*Problem requirements*
Recast every line of the items below as a Markdown table with two columns, Row and Line, numbering each row and omitting blank lines.

--- start ---

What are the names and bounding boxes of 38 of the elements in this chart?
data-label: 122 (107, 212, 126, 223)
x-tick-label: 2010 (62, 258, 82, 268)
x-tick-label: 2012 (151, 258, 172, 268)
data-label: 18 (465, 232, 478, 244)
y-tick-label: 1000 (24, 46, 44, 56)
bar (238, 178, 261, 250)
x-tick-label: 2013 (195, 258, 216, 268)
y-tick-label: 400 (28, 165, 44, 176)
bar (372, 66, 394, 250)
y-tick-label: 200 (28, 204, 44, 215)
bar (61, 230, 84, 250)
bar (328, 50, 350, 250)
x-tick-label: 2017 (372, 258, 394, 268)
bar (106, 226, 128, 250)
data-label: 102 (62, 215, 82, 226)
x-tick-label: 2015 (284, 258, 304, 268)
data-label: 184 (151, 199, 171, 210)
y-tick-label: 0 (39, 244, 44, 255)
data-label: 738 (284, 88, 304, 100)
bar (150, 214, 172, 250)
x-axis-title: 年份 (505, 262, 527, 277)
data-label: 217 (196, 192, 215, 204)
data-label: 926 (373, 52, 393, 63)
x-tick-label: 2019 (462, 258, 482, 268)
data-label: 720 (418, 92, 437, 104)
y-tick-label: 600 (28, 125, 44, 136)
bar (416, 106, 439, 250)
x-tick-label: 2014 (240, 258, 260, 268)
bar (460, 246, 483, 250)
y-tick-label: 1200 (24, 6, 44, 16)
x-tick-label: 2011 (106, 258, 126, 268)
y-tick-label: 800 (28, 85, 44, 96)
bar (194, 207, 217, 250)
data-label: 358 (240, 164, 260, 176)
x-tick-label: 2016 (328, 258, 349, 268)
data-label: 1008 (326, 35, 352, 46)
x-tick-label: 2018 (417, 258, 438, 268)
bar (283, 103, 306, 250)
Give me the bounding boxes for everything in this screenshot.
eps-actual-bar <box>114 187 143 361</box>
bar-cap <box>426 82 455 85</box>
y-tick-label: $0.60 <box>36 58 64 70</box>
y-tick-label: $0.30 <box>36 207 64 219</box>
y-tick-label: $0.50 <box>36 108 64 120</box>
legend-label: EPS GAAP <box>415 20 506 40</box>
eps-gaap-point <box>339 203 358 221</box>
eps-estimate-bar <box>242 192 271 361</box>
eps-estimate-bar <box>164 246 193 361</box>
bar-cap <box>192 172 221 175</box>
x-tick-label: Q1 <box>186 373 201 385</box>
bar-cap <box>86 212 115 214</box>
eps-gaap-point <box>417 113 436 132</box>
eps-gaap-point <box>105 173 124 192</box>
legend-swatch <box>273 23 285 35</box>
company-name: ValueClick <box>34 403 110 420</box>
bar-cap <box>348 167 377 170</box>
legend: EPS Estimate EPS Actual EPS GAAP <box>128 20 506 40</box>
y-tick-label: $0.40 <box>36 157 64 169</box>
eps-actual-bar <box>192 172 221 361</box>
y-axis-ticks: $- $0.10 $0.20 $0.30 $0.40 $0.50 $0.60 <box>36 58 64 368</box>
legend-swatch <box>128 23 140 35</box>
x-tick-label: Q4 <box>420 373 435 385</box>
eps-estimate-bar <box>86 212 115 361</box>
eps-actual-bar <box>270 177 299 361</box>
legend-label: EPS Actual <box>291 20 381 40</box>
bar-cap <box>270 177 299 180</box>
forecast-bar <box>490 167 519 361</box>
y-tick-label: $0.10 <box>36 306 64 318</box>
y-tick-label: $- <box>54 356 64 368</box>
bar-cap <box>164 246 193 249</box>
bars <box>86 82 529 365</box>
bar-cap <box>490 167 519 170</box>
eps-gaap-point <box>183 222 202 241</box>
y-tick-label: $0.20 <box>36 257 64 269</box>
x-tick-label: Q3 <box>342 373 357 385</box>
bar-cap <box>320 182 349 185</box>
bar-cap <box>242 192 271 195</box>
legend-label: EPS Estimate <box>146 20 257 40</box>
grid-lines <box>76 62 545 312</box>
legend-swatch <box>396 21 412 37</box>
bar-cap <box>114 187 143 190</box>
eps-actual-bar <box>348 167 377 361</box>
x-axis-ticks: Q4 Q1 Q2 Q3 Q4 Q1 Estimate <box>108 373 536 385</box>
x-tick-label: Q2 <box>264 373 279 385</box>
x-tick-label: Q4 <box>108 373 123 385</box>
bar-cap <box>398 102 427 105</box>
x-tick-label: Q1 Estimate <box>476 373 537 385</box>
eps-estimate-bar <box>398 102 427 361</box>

--- end ---

*Exercise response*
| Row | Line |
|---|---|
| 1 | What are the names and bounding boxes of 38 of the elements in this chart? |
| 2 | data-label: 122 (107, 212, 126, 223) |
| 3 | x-tick-label: 2010 (62, 258, 82, 268) |
| 4 | x-tick-label: 2012 (151, 258, 172, 268) |
| 5 | data-label: 18 (465, 232, 478, 244) |
| 6 | y-tick-label: 1000 (24, 46, 44, 56) |
| 7 | bar (238, 178, 261, 250) |
| 8 | x-tick-label: 2013 (195, 258, 216, 268) |
| 9 | y-tick-label: 400 (28, 165, 44, 176) |
| 10 | bar (372, 66, 394, 250) |
| 11 | y-tick-label: 200 (28, 204, 44, 215) |
| 12 | bar (61, 230, 84, 250) |
| 13 | bar (328, 50, 350, 250) |
| 14 | x-tick-label: 2017 (372, 258, 394, 268) |
| 15 | bar (106, 226, 128, 250) |
| 16 | data-label: 102 (62, 215, 82, 226) |
| 17 | x-tick-label: 2015 (284, 258, 304, 268) |
| 18 | data-label: 184 (151, 199, 171, 210) |
| 19 | y-tick-label: 0 (39, 244, 44, 255) |
| 20 | data-label: 738 (284, 88, 304, 100) |
| 21 | bar (150, 214, 172, 250) |
| 22 | x-axis-title: 年份 (505, 262, 527, 277) |
| 23 | data-label: 217 (196, 192, 215, 204) |
| 24 | data-label: 926 (373, 52, 393, 63) |
| 25 | x-tick-label: 2019 (462, 258, 482, 268) |
| 26 | data-label: 720 (418, 92, 437, 104) |
| 27 | y-tick-label: 600 (28, 125, 44, 136) |
| 28 | bar (416, 106, 439, 250) |
| 29 | x-tick-label: 2014 (240, 258, 260, 268) |
| 30 | bar (460, 246, 483, 250) |
| 31 | y-tick-label: 1200 (24, 6, 44, 16) |
| 32 | x-tick-label: 2011 (106, 258, 126, 268) |
| 33 | y-tick-label: 800 (28, 85, 44, 96) |
| 34 | bar (194, 207, 217, 250) |
| 35 | data-label: 358 (240, 164, 260, 176) |
| 36 | x-tick-label: 2016 (328, 258, 349, 268) |
| 37 | data-label: 1008 (326, 35, 352, 46) |
| 38 | x-tick-label: 2018 (417, 258, 438, 268) |
| 39 | bar (283, 103, 306, 250) |
| 40 | Give me the bounding boxes for everything in this screenshot. |
| 41 | eps-actual-bar <box>114 187 143 361</box> |
| 42 | bar-cap <box>426 82 455 85</box> |
| 43 | y-tick-label: $0.60 <box>36 58 64 70</box> |
| 44 | y-tick-label: $0.30 <box>36 207 64 219</box> |
| 45 | y-tick-label: $0.50 <box>36 108 64 120</box> |
| 46 | legend-label: EPS GAAP <box>415 20 506 40</box> |
| 47 | eps-gaap-point <box>339 203 358 221</box> |
| 48 | eps-estimate-bar <box>242 192 271 361</box> |
| 49 | eps-estimate-bar <box>164 246 193 361</box> |
| 50 | bar-cap <box>192 172 221 175</box> |
| 51 | x-tick-label: Q1 <box>186 373 201 385</box> |
| 52 | bar-cap <box>86 212 115 214</box> |
| 53 | eps-gaap-point <box>417 113 436 132</box> |
| 54 | eps-gaap-point <box>105 173 124 192</box> |
| 55 | legend-swatch <box>273 23 285 35</box> |
| 56 | company-name: ValueClick <box>34 403 110 420</box> |
| 57 | bar-cap <box>348 167 377 170</box> |
| 58 | legend: EPS Estimate EPS Actual EPS GAAP <box>128 20 506 40</box> |
| 59 | y-tick-label: $0.40 <box>36 157 64 169</box> |
| 60 | eps-actual-bar <box>192 172 221 361</box> |
| 61 | y-axis-ticks: $- $0.10 $0.20 $0.30 $0.40 $0.50 $0.60 <box>36 58 64 368</box> |
| 62 | legend-swatch <box>128 23 140 35</box> |
| 63 | x-tick-label: Q4 <box>420 373 435 385</box> |
| 64 | eps-estimate-bar <box>86 212 115 361</box> |
| 65 | eps-actual-bar <box>270 177 299 361</box> |
| 66 | legend-label: EPS Actual <box>291 20 381 40</box> |
| 67 | bar-cap <box>270 177 299 180</box> |
| 68 | forecast-bar <box>490 167 519 361</box> |
| 69 | y-tick-label: $0.10 <box>36 306 64 318</box> |
| 70 | y-tick-label: $- <box>54 356 64 368</box> |
| 71 | bar-cap <box>164 246 193 249</box> |
| 72 | bars <box>86 82 529 365</box> |
| 73 | bar-cap <box>490 167 519 170</box> |
| 74 | eps-gaap-point <box>183 222 202 241</box> |
| 75 | y-tick-label: $0.20 <box>36 257 64 269</box> |
| 76 | x-tick-label: Q3 <box>342 373 357 385</box> |
| 77 | bar-cap <box>320 182 349 185</box> |
| 78 | bar-cap <box>242 192 271 195</box> |
| 79 | legend-label: EPS Estimate <box>146 20 257 40</box> |
| 80 | grid-lines <box>76 62 545 312</box> |
| 81 | legend-swatch <box>396 21 412 37</box> |
| 82 | bar-cap <box>114 187 143 190</box> |
| 83 | eps-actual-bar <box>348 167 377 361</box> |
| 84 | x-axis-ticks: Q4 Q1 Q2 Q3 Q4 Q1 Estimate <box>108 373 536 385</box> |
| 85 | x-tick-label: Q2 <box>264 373 279 385</box> |
| 86 | x-tick-label: Q4 <box>108 373 123 385</box> |
| 87 | bar-cap <box>398 102 427 105</box> |
| 88 | x-tick-label: Q1 Estimate <box>476 373 537 385</box> |
| 89 | eps-estimate-bar <box>398 102 427 361</box> |